→ Given entries
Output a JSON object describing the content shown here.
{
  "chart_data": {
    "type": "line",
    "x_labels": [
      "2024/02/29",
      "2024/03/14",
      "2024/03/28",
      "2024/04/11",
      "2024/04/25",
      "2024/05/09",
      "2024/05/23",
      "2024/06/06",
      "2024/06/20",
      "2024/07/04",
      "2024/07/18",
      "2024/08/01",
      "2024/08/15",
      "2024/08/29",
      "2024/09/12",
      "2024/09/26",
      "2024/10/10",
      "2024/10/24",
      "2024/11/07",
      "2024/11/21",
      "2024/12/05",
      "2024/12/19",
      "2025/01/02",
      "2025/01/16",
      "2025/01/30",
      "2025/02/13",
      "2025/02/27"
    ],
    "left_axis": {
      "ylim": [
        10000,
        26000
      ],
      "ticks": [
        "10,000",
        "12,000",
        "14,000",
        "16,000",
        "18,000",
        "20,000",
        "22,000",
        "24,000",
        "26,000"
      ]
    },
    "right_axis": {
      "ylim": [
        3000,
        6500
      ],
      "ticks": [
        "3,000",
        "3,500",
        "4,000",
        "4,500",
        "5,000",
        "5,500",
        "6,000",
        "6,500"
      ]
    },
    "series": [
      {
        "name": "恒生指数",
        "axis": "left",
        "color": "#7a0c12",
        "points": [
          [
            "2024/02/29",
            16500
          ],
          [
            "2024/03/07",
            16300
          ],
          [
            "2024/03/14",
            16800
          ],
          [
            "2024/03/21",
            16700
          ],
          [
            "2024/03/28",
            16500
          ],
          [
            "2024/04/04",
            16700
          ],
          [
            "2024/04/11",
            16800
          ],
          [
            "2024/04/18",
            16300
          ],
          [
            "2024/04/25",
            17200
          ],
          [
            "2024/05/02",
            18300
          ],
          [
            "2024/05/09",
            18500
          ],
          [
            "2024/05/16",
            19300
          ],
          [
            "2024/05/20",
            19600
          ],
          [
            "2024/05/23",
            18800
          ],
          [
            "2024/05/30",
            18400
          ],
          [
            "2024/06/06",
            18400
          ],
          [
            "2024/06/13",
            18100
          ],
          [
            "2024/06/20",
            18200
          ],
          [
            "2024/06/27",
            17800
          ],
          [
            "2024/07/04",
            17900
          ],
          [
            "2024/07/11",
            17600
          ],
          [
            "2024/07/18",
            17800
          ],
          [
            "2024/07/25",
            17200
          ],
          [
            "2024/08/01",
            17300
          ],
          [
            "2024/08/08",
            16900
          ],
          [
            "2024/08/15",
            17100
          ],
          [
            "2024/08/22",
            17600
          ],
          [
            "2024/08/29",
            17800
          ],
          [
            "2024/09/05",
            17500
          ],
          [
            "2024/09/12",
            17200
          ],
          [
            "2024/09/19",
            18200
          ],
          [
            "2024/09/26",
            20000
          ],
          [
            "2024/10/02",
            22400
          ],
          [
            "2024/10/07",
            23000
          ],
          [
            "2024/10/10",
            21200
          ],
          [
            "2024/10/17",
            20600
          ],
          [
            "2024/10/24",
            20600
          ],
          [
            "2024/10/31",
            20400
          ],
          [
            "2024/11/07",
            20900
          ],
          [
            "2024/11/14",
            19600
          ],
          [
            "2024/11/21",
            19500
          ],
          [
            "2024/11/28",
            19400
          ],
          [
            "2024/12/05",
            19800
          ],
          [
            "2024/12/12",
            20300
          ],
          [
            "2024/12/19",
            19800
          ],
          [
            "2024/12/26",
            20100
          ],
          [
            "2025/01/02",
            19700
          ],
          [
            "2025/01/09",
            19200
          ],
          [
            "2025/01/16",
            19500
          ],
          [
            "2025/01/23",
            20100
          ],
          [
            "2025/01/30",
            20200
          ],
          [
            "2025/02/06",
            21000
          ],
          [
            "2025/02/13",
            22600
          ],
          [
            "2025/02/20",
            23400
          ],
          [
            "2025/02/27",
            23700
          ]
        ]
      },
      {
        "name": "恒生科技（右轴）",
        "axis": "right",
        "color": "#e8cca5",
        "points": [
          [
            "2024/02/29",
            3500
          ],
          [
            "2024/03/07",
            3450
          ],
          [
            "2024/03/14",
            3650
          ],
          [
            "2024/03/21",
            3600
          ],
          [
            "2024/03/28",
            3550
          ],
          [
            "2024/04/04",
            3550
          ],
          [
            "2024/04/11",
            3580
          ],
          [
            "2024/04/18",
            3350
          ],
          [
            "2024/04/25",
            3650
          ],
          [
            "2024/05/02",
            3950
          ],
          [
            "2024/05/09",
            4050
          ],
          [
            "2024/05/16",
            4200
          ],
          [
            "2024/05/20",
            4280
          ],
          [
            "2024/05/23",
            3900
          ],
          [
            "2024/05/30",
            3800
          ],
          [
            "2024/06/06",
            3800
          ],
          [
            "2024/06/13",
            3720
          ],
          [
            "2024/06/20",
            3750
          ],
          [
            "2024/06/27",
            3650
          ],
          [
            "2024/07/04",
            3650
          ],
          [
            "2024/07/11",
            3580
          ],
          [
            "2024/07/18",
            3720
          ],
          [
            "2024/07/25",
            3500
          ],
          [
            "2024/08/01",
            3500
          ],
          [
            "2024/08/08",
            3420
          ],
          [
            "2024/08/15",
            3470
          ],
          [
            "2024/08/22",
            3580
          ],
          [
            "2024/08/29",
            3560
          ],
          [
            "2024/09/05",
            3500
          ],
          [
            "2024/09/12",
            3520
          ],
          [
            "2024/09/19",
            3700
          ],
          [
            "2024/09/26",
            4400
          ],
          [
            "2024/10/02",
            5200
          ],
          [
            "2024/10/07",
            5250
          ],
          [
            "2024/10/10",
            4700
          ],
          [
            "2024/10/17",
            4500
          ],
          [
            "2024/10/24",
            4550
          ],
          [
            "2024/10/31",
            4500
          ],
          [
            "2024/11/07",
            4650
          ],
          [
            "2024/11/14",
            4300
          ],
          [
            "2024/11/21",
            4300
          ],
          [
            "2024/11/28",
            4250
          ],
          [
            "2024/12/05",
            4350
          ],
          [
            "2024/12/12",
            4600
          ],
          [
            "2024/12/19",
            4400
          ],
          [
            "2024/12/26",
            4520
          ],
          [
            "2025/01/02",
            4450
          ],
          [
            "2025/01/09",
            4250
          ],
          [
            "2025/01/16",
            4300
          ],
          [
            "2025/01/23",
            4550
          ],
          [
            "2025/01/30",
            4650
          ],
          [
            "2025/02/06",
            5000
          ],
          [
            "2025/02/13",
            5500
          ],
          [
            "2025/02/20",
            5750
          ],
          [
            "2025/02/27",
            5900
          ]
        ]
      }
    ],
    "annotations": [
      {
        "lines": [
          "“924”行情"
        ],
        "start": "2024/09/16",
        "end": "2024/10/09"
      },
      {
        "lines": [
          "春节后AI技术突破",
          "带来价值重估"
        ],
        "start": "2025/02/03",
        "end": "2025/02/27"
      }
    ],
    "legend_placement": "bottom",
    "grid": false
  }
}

→ What is needed
Set down the entries verbatim, leaving none out.

→ Answer to this exercise
Output a JSON object describing the content shown here.
{
  "chart_data": {
    "type": "line",
    "x_labels": [
      "2024/02/29",
      "2024/03/14",
      "2024/03/28",
      "2024/04/11",
      "2024/04/25",
      "2024/05/09",
      "2024/05/23",
      "2024/06/06",
      "2024/06/20",
      "2024/07/04",
      "2024/07/18",
      "2024/08/01",
      "2024/08/15",
      "2024/08/29",
      "2024/09/12",
      "2024/09/26",
      "2024/10/10",
      "2024/10/24",
      "2024/11/07",
      "2024/11/21",
      "2024/12/05",
      "2024/12/19",
      "2025/01/02",
      "2025/01/16",
      "2025/01/30",
      "2025/02/13",
      "2025/02/27"
    ],
    "left_axis": {
      "ylim": [
        10000,
        26000
      ],
      "ticks": [
        "10,000",
        "12,000",
        "14,000",
        "16,000",
        "18,000",
        "20,000",
        "22,000",
        "24,000",
        "26,000"
      ]
    },
    "right_axis": {
      "ylim": [
        3000,
        6500
      ],
      "ticks": [
        "3,000",
        "3,500",
        "4,000",
        "4,500",
        "5,000",
        "5,500",
        "6,000",
        "6,500"
      ]
    },
    "series": [
      {
        "name": "恒生指数",
        "axis": "left",
        "color": "#7a0c12",
        "points": [
          [
            "2024/02/29",
            16500
          ],
          [
            "2024/03/07",
            16300
          ],
          [
            "2024/03/14",
            16800
          ],
          [
            "2024/03/21",
            16700
          ],
          [
            "2024/03/28",
            16500
          ],
          [
            "2024/04/04",
            16700
          ],
          [
            "2024/04/11",
            16800
          ],
          [
            "2024/04/18",
            16300
          ],
          [
            "2024/04/25",
            17200
          ],
          [
            "2024/05/02",
            18300
          ],
          [
            "2024/05/09",
            18500
          ],
          [
            "2024/05/16",
            19300
          ],
          [
            "2024/05/20",
            19600
          ],
          [
            "2024/05/23",
            18800
          ],
          [
            "2024/05/30",
            18400
          ],
          [
            "2024/06/06",
            18400
          ],
          [
            "2024/06/13",
            18100
          ],
          [
            "2024/06/20",
            18200
          ],
          [
            "2024/06/27",
            17800
          ],
          [
            "2024/07/04",
            17900
          ],
          [
            "2024/07/11",
            17600
          ],
          [
            "2024/07/18",
            17800
          ],
          [
            "2024/07/25",
            17200
          ],
          [
            "2024/08/01",
            17300
          ],
          [
            "2024/08/08",
            16900
          ],
          [
            "2024/08/15",
            17100
          ],
          [
            "2024/08/22",
            17600
          ],
          [
            "2024/08/29",
            17800
          ],
          [
            "2024/09/05",
            17500
          ],
          [
            "2024/09/12",
            17200
          ],
          [
            "2024/09/19",
            18200
          ],
          [
            "2024/09/26",
            20000
          ],
          [
            "2024/10/02",
            22400
          ],
          [
            "2024/10/07",
            23000
          ],
          [
            "2024/10/10",
            21200
          ],
          [
            "2024/10/17",
            20600
          ],
          [
            "2024/10/24",
            20600
          ],
          [
            "2024/10/31",
            20400
          ],
          [
            "2024/11/07",
            20900
          ],
          [
            "2024/11/14",
            19600
          ],
          [
            "2024/11/21",
            19500
          ],
          [
            "2024/11/28",
            19400
          ],
          [
            "2024/12/05",
            19800
          ],
          [
            "2024/12/12",
            20300
          ],
          [
            "2024/12/19",
            19800
          ],
          [
            "2024/12/26",
            20100
          ],
          [
            "2025/01/02",
            19700
          ],
          [
            "2025/01/09",
            19200
          ],
          [
            "2025/01/16",
            19500
          ],
          [
            "2025/01/23",
            20100
          ],
          [
            "2025/01/30",
            20200
          ],
          [
            "2025/02/06",
            21000
          ],
          [
            "2025/02/13",
            22600
          ],
          [
            "2025/02/20",
            23400
          ],
          [
            "2025/02/27",
            23700
          ]
        ]
      },
      {
        "name": "恒生科技（右轴）",
        "axis": "right",
        "color": "#e8cca5",
        "points": [
          [
            "2024/02/29",
            3500
          ],
          [
            "2024/03/07",
            3450
          ],
          [
            "2024/03/14",
            3650
          ],
          [
            "2024/03/21",
            3600
          ],
          [
            "2024/03/28",
            3550
          ],
          [
            "2024/04/04",
            3550
          ],
          [
            "2024/04/11",
            3580
          ],
          [
            "2024/04/18",
            3350
          ],
          [
            "2024/04/25",
            3650
          ],
          [
            "2024/05/02",
            3950
          ],
          [
            "2024/05/09",
            4050
          ],
          [
            "2024/05/16",
            4200
          ],
          [
            "2024/05/20",
            4280
          ],
          [
            "2024/05/23",
            3900
          ],
          [
            "2024/05/30",
            3800
          ],
          [
            "2024/06/06",
            3800
          ],
          [
            "2024/06/13",
            3720
          ],
          [
            "2024/06/20",
            3750
          ],
          [
            "2024/06/27",
            3650
          ],
          [
            "2024/07/04",
            3650
          ],
          [
            "2024/07/11",
            3580
          ],
          [
            "2024/07/18",
            3720
          ],
          [
            "2024/07/25",
            3500
          ],
          [
            "2024/08/01",
            3500
          ],
          [
            "2024/08/08",
            3420
          ],
          [
            "2024/08/15",
            3470
          ],
          [
            "2024/08/22",
            3580
          ],
          [
            "2024/08/29",
            3560
          ],
          [
            "2024/09/05",
            3500
          ],
          [
            "2024/09/12",
            3520
          ],
          [
            "2024/09/19",
            3700
          ],
          [
            "2024/09/26",
            4400
          ],
          [
            "2024/10/02",
            5200
          ],
          [
            "2024/10/07",
            5250
          ],
          [
            "2024/10/10",
            4700
          ],
          [
            "2024/10/17",
            4500
          ],
          [
            "2024/10/24",
            4550
          ],
          [
            "2024/10/31",
            4500
          ],
          [
            "2024/11/07",
            4650
          ],
          [
            "2024/11/14",
            4300
          ],
          [
            "2024/11/21",
            4300
          ],
          [
            "2024/11/28",
            4250
          ],
          [
            "2024/12/05",
            4350
          ],
          [
            "2024/12/12",
            4600
          ],
          [
            "2024/12/19",
            4400
          ],
          [
            "2024/12/26",
            4520
          ],
          [
            "2025/01/02",
            4450
          ],
          [
            "2025/01/09",
            4250
          ],
          [
            "2025/01/16",
            4300
          ],
          [
            "2025/01/23",
            4550
          ],
          [
            "2025/01/30",
            4650
          ],
          [
            "2025/02/06",
            5000
          ],
          [
            "2025/02/13",
            5500
          ],
          [
            "2025/02/20",
            5750
          ],
          [
            "2025/02/27",
            5900
          ]
        ]
      }
    ],
    "annotations": [
      {
        "lines": [
          "“924”行情"
        ],
        "start": "2024/09/16",
        "end": "2024/10/09"
      },
      {
        "lines": [
          "春节后AI技术突破",
          "带来价值重估"
        ],
        "start": "2025/02/03",
        "end": "2025/02/27"
      }
    ],
    "legend_placement": "bottom",
    "grid": false
  }
}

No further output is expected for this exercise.